Out of curiosity, is there an application for this integral? — linuxfreebird, Commented Nov 16, 2014 at 0:35

Leucippus · Accepted Answer · 2015-03-25 18:05:31Z

I will transform the integral via a substitution, break it up into two pieces and recombine, perform an integration by parts, and perform another substitution to get an integral to which I know a closed form exists. From there, I use a method I know to attack the integral, but in an unusual way because of the 8th degree polynomial in the denominator of the integrand.

First sub $t = (1 - x) / (1 + x)$ , $d t = - 2 / (1 + x)^{2} d x$ to get

2 \int_{0}^{\infty} d t \frac{t^{- 1 / 2}}{1 - t^{2}} \log (\frac{5 - 2 t + t^{2}}{1 - 2 t + 5 t^{2}})

Now use the symmetry from the map $t \mapsto 1 / t$ . Break the integral up into two as follows:

\begin{aligned} 2 \int_{0}^{1} d t \frac{t^{- 1 / 2}}{1 - t^{2}} \log (\frac{5 - 2 t + t^{2}}{1 - 2 t + 5 t^{2}}) + 2 \int_{1}^{\infty} d t \frac{t^{- 1 / 2}}{1 - t^{2}} \log (\frac{5 - 2 t + t^{2}}{1 - 2 t + 5 t^{2}}) \\ = 2 \int_{0}^{1} d t \frac{t^{- 1 / 2}}{1 - t^{2}} \log (\frac{5 - 2 t + t^{2}}{1 - 2 t + 5 t^{2}}) + 2 \int_{0}^{1} d t \frac{t^{1 / 2}}{1 - t^{2}} \log (\frac{5 - 2 t + t^{2}}{1 - 2 t + 5 t^{2}}) \\ = 2 \int_{0}^{1} d t \frac{t^{- 1 / 2}}{1 - t} \log (\frac{5 - 2 t + t^{2}}{1 - 2 t + 5 t^{2}}) \end{aligned}

Sub $t = u^{2}$ to get

4 \int_{0}^{1} \frac{d u}{1 - u^{2}} \log (\frac{5 - 2 u^{2} + u^{4}}{1 - 2 u^{2} + 5 u^{4}})

--- Work instructions ---
a) In the integral answer, why does the answerer use a familiar method in an unusual way?
b) Which symmetry does the integral answer use to break the integral into two pieces?
c) Reproduce the integral answer's text word for word, starting with "I will transform" and going on through "of the integrand.".
You won't need the lines for any of this.

--- Material provided ---
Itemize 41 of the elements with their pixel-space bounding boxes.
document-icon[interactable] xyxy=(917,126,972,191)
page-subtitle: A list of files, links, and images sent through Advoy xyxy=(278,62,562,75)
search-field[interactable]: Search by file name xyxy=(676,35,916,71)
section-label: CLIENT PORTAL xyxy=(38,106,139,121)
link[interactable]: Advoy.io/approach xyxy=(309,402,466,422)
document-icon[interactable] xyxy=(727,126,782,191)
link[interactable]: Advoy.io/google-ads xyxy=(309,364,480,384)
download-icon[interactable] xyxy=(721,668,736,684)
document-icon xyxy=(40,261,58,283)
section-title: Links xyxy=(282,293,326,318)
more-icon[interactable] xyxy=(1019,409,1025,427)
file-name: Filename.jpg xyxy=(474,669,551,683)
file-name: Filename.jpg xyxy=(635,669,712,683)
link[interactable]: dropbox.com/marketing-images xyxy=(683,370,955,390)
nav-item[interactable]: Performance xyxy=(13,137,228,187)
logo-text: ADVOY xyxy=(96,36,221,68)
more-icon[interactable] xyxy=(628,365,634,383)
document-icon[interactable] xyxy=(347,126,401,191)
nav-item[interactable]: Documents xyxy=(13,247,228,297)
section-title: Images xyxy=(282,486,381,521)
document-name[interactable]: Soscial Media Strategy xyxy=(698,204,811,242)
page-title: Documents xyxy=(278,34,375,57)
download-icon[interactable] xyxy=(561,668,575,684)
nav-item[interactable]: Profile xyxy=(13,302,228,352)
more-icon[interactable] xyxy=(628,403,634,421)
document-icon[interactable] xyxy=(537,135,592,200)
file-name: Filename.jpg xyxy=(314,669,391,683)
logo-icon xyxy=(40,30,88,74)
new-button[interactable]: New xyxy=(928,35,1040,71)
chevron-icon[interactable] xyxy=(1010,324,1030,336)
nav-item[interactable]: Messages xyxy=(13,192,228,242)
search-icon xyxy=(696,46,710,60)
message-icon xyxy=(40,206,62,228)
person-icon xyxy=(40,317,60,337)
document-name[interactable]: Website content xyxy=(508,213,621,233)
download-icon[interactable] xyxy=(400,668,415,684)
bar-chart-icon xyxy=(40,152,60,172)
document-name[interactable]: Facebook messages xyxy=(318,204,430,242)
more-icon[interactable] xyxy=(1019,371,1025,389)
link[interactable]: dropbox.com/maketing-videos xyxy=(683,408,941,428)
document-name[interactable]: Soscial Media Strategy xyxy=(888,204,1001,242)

--- Results of the exercise ---
a) The method is used in an unusual way because of the 8th degree polynomial in the denominator of the integrand.

b) The symmetry from the map t ↦ 1/t.

c)
I will transform the integral via a substitution, break it up into two pieces and recombine, perform an integration by parts, and perform another substitution to get an integral to which I know a closed form exists. From there, I use a method I know to attack the integral, but in an unusual way because of the 8th degree polynomial in the denominator of the integrand.